*** Opening The data ***

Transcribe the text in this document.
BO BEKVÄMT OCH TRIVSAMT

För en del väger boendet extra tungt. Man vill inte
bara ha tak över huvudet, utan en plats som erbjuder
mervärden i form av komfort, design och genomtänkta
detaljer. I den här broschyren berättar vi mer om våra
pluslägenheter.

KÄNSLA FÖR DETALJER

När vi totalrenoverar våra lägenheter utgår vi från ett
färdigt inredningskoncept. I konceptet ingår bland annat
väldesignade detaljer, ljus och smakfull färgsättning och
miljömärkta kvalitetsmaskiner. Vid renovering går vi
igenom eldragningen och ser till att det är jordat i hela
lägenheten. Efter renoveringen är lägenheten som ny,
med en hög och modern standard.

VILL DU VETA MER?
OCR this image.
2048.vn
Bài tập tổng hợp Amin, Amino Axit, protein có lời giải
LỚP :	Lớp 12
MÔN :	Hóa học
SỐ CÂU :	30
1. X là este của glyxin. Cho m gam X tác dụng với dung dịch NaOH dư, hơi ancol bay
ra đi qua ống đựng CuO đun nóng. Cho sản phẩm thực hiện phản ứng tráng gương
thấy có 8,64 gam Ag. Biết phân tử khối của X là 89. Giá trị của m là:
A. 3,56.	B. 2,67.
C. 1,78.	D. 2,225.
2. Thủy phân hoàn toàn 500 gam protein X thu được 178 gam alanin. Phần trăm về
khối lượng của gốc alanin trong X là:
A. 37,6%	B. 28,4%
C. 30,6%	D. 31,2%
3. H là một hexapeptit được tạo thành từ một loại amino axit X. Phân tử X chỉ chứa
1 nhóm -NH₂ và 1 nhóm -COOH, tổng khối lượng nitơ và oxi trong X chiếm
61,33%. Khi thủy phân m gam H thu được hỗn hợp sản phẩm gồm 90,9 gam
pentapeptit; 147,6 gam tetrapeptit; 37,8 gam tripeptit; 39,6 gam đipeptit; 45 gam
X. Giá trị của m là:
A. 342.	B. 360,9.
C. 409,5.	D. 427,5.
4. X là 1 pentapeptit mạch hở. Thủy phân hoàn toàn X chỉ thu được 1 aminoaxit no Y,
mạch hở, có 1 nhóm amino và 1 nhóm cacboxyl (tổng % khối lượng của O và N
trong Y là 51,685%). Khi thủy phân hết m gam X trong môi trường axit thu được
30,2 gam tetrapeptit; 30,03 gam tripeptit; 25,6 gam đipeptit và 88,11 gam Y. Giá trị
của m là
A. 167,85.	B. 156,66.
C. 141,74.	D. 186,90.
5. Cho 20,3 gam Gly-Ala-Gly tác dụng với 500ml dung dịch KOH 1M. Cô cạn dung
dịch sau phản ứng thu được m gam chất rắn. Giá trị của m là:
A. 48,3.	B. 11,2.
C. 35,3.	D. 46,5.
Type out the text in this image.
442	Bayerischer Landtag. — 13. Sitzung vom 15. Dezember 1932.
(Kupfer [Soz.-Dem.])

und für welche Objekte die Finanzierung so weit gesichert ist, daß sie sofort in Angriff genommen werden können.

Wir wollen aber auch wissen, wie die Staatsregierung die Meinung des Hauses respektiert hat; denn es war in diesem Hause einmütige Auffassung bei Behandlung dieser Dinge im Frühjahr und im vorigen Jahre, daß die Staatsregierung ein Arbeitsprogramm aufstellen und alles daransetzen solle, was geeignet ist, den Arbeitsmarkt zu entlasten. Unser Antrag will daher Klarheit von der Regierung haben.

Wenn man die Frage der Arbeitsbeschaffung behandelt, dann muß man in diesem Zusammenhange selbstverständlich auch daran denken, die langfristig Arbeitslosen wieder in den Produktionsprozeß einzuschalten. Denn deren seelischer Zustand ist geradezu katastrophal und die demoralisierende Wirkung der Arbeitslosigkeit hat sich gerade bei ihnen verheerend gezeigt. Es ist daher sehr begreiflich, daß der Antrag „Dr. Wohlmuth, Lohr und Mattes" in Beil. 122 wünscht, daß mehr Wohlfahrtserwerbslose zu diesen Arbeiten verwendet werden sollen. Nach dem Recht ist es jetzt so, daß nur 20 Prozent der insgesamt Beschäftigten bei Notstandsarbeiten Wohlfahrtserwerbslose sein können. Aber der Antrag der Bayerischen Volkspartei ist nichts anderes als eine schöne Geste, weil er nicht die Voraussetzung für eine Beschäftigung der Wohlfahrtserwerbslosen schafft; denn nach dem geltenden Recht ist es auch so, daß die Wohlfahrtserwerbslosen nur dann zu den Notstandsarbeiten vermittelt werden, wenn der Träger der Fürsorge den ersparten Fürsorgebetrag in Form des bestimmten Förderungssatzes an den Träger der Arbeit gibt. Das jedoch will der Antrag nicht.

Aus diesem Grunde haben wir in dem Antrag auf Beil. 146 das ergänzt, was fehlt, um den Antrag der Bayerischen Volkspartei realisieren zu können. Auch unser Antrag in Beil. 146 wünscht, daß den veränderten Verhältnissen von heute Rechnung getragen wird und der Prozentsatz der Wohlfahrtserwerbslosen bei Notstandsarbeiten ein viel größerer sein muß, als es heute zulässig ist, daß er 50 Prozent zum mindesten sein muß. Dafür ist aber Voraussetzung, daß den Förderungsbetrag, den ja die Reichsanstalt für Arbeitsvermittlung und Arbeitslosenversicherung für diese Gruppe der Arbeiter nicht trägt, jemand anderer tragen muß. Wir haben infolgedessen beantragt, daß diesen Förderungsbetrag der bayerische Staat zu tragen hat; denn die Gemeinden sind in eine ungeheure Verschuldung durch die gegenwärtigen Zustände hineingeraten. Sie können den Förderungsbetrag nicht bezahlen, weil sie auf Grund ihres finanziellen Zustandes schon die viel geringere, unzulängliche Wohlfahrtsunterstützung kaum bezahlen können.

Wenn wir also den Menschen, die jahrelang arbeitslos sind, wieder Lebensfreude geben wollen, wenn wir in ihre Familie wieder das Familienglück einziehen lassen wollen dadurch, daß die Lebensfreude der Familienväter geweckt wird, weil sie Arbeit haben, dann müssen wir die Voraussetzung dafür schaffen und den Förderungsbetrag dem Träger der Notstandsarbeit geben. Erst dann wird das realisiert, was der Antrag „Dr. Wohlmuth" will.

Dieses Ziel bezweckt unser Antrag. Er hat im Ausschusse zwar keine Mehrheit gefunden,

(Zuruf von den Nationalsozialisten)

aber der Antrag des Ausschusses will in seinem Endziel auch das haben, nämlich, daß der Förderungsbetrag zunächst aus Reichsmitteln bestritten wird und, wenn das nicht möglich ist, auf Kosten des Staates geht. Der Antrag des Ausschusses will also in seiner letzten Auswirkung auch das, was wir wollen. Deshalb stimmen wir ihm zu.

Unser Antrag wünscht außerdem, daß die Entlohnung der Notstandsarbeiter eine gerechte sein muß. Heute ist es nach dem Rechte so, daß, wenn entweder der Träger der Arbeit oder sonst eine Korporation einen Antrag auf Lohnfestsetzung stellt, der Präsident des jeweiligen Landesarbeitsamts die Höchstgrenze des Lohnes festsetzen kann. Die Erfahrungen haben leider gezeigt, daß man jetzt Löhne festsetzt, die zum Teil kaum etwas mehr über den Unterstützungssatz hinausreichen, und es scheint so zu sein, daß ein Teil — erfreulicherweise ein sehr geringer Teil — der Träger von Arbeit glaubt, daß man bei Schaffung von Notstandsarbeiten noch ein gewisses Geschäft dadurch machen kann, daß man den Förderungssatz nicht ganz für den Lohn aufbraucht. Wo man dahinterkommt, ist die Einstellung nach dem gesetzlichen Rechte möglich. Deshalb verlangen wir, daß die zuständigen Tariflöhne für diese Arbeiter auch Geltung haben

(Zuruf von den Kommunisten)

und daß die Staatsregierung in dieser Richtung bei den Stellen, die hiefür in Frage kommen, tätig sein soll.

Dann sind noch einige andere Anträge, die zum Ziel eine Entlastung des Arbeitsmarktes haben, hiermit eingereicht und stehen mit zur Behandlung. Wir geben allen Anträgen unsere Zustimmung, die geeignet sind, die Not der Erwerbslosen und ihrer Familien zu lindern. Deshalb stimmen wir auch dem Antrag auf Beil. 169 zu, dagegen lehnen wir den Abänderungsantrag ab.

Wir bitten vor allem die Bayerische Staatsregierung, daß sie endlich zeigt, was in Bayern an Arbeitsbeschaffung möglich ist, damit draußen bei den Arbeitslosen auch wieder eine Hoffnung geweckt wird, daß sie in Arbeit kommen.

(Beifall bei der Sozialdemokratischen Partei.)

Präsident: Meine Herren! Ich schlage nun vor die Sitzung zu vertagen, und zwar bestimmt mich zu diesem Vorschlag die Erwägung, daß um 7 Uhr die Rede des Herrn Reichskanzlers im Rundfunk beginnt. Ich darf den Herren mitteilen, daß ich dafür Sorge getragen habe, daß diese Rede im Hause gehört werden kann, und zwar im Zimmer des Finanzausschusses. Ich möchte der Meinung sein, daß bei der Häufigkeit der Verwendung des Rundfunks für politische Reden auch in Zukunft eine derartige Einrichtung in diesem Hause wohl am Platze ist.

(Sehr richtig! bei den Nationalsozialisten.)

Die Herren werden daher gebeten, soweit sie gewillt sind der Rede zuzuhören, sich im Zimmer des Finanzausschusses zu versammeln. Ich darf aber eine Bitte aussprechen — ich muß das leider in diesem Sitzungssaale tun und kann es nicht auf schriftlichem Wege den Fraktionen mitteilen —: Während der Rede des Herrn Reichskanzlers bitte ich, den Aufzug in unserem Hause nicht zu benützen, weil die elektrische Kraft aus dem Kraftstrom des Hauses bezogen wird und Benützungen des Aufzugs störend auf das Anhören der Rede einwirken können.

*** Closing The data ***

## Task prompt
Search the data for "được". Copy each line that has it.

## Solution below
2. Thủy phân hoàn toàn 500 gam protein X thu được 178 gam alanin. Phần trăm về
3. H là một hexapeptit được tạo thành từ một loại amino axit X. Phân tử X chỉ chứa
61,33%. Khi thủy phân m gam H thu được hỗn hợp sản phẩm gồm 90,9 gam
4. X là 1 pentapeptit mạch hở. Thủy phân hoàn toàn X chỉ thu được 1 aminoaxit no Y,
trong Y là 51,685%). Khi thủy phân hết m gam X trong môi trường axit thu được
dịch sau phản ứng thu được m gam chất rắn. Giá trị của m là:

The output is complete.